REQUIRED WORK: Omit the pictures, please, and give each record below again exactly.

══ DATA SHOWN

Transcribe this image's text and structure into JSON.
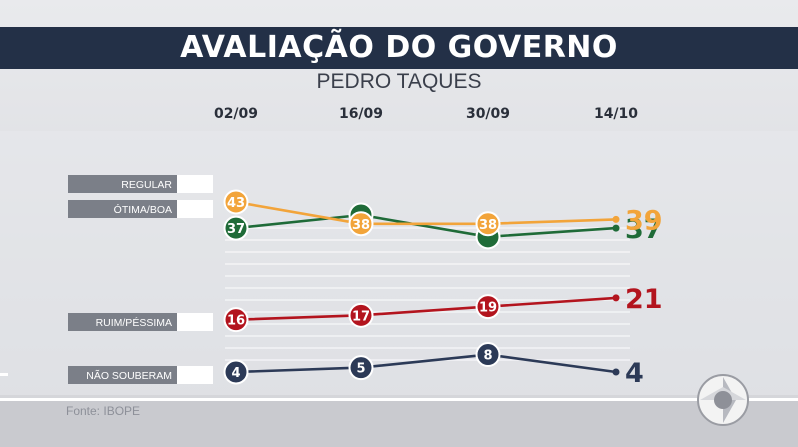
{
  "header": {
    "title": "AVALIAÇÃO  DO GOVERNO",
    "subtitle": "PEDRO TAQUES"
  },
  "footer": {
    "source": "Fonte: IBOPE"
  },
  "colors": {
    "title_bar": "#233047",
    "regular": "#f2a43a",
    "otima_boa": "#1f6b38",
    "ruim_pessima": "#b3141e",
    "nao_souberam": "#2c3a57"
  },
  "chart_data": {
    "type": "line",
    "title": "AVALIAÇÃO  DO GOVERNO",
    "subtitle": "PEDRO TAQUES",
    "categories": [
      "02/09",
      "16/09",
      "30/09",
      "14/10"
    ],
    "series": [
      {
        "name": "REGULAR",
        "values": [
          43,
          38,
          38,
          39
        ],
        "color": "#f2a43a"
      },
      {
        "name": "ÓTIMA/BOA",
        "values": [
          37,
          40,
          35,
          37
        ],
        "color": "#1f6b38"
      },
      {
        "name": "RUIM/PÉSSIMA",
        "values": [
          16,
          17,
          19,
          21
        ],
        "color": "#b3141e"
      },
      {
        "name": "NÃO SOUBERAM",
        "values": [
          4,
          5,
          8,
          4
        ],
        "color": "#2c3a57"
      }
    ],
    "data_labels": {
      "REGULAR": [
        "43",
        "38",
        "38",
        "39"
      ],
      "ÓTIMA/BOA": [
        "37",
        "",
        "",
        "37"
      ],
      "RUIM/PÉSSIMA": [
        "16",
        "17",
        "19",
        "21"
      ],
      "NÃO SOUBERAM": [
        "4",
        "5",
        "8",
        "4"
      ]
    },
    "legend_placement": "left",
    "grid": true
  }
}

════

SOLUTION TO THIS PROBLEM:
Transcribe this image's text and structure into JSON.
{
  "header": {
    "title": "AVALIAÇÃO  DO GOVERNO",
    "subtitle": "PEDRO TAQUES"
  },
  "footer": {
    "source": "Fonte: IBOPE"
  },
  "colors": {
    "title_bar": "#233047",
    "regular": "#f2a43a",
    "otima_boa": "#1f6b38",
    "ruim_pessima": "#b3141e",
    "nao_souberam": "#2c3a57"
  },
  "chart_data": {
    "type": "line",
    "title": "AVALIAÇÃO  DO GOVERNO",
    "subtitle": "PEDRO TAQUES",
    "categories": [
      "02/09",
      "16/09",
      "30/09",
      "14/10"
    ],
    "series": [
      {
        "name": "REGULAR",
        "values": [
          43,
          38,
          38,
          39
        ],
        "color": "#f2a43a"
      },
      {
        "name": "ÓTIMA/BOA",
        "values": [
          37,
          40,
          35,
          37
        ],
        "color": "#1f6b38"
      },
      {
        "name": "RUIM/PÉSSIMA",
        "values": [
          16,
          17,
          19,
          21
        ],
        "color": "#b3141e"
      },
      {
        "name": "NÃO SOUBERAM",
        "values": [
          4,
          5,
          8,
          4
        ],
        "color": "#2c3a57"
      }
    ],
    "data_labels": {
      "REGULAR": [
        "43",
        "38",
        "38",
        "39"
      ],
      "ÓTIMA/BOA": [
        "37",
        "",
        "",
        "37"
      ],
      "RUIM/PÉSSIMA": [
        "16",
        "17",
        "19",
        "21"
      ],
      "NÃO SOUBERAM": [
        "4",
        "5",
        "8",
        "4"
      ]
    },
    "legend_placement": "left",
    "grid": true
  }
}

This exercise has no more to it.